__STATED PROBLEM__:
According to the document below, what caused the concrete delamination at CR3?

__DOCUMENT__:
---*---

HF LEE AND L.V. SUTTON COMBINED CYCLE FACILITY

PEC is in the process of constructing two new generating facilities, which consist of an approximately 920-MW combined cycle natural gas-fired generating facility at the HF Lee Energy Complex (Lee) in Wayne County, N.C., and an approximately 625-MW natural gas-fired generating facility at the L.V. Sutton plant (Sutton) in New Hanover County, N.C. Lee has an expected in-service date of December 2012 and Sutton has an expected in-service date of December 2013. Based on updated cost estimates, total costs (including allowance for funds used during construction [AFUDC]) for the Lee and Sutton projects are estimated to be approximately $750 million and $600 million, respectively.

HARRIS NUCLEAR PLANT EXPANSION

In 2006, PEC selected a site at its existing Shearon Harris Nuclear Power Plant (Harris) to evaluate for possible future nuclear expansion. On February 19, 2008, PEC filed its combined license (COL) application with the NRC for two Westinghouse Electric AP-1000 reactors at Harris, which the NRC docketed on April 17, 2008. No petitions to intervene have been admitted in the Harris COL application.

B.       PEF

2012 SETTLEMENT AGREEMENT

On February 22, 2012, the FPSC approved a comprehensive settlement agreement among PEF, the Florida Office of Public Counsel and other consumer advocates. The 2012 settlement agreement will continue through the last billing cycle of December 2016. The agreement addresses three principal matters: the Crystal River Nuclear Plant Unit 3 (CR3) delamination prudence review then pending before the FPSC, PEF's proposed Levy Nuclear Plant (Levy) cost recovery, and certain base rate issues. Refer to each of these respective sections for further discussion.

CR3 OUTAGE

In September 2009, CR3 began an outage for normal refueling and maintenance as well as an uprate project to increase its generating capability and to replace two steam generators. During preparations to replace the steam generators, workers discovered a delamination (or separation) within the concrete at the periphery of the containment building, which resulted in an extension of the outage. After analysis, it was determined that the concrete delamination at CR3 was caused by redistribution of stresses in the containment wall that occurred when an opening was created to accommodate the replacement of the unit's steam generators. In March 2011, the work to return the plant to service was suspended after monitoring equipment identified a new delamination that occurred in a different section of the outer wall after the repair work was completed and during the late stages of retensioning the containment building. CR3 has remained out of service while PEF conducted an engineering analysis and review of the new delamination and evaluates possible repair options.

---*---

Element and box listings:
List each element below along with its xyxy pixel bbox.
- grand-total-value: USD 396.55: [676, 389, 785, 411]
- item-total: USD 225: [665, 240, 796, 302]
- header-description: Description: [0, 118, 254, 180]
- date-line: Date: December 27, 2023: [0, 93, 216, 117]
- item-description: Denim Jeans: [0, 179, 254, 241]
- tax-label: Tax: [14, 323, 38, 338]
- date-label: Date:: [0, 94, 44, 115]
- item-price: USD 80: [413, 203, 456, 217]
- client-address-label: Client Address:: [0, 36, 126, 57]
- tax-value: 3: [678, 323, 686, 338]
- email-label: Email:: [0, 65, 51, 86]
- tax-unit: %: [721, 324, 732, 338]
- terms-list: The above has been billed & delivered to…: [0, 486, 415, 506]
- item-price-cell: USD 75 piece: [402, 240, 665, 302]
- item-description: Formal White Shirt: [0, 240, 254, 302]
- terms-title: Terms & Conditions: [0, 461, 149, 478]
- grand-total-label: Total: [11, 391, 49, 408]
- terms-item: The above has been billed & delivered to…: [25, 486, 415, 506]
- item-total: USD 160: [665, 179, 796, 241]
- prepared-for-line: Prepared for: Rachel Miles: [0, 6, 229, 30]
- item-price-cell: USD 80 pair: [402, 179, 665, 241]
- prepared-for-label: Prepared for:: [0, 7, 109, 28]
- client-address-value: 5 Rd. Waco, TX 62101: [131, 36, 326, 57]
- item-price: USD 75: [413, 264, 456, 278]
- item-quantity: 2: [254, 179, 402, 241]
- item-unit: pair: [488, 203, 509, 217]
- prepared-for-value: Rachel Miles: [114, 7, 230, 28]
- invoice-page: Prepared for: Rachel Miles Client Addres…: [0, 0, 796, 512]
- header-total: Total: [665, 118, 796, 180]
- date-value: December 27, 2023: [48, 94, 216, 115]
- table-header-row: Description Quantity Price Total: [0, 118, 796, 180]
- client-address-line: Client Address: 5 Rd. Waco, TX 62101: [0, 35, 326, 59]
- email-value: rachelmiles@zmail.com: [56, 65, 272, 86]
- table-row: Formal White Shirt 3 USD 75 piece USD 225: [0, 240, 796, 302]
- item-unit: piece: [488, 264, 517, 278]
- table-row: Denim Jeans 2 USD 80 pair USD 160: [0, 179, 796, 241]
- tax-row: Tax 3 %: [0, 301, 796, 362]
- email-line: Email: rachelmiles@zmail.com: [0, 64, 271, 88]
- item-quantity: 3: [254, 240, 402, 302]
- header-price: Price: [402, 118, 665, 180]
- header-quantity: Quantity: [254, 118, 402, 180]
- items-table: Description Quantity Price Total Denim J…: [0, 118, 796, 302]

---*---

__WRITTEN ANSWER__:
A redistribution of stresses in the containment wall, which occurred when an opening was created to accommodate the replacement of the unit's steam generators.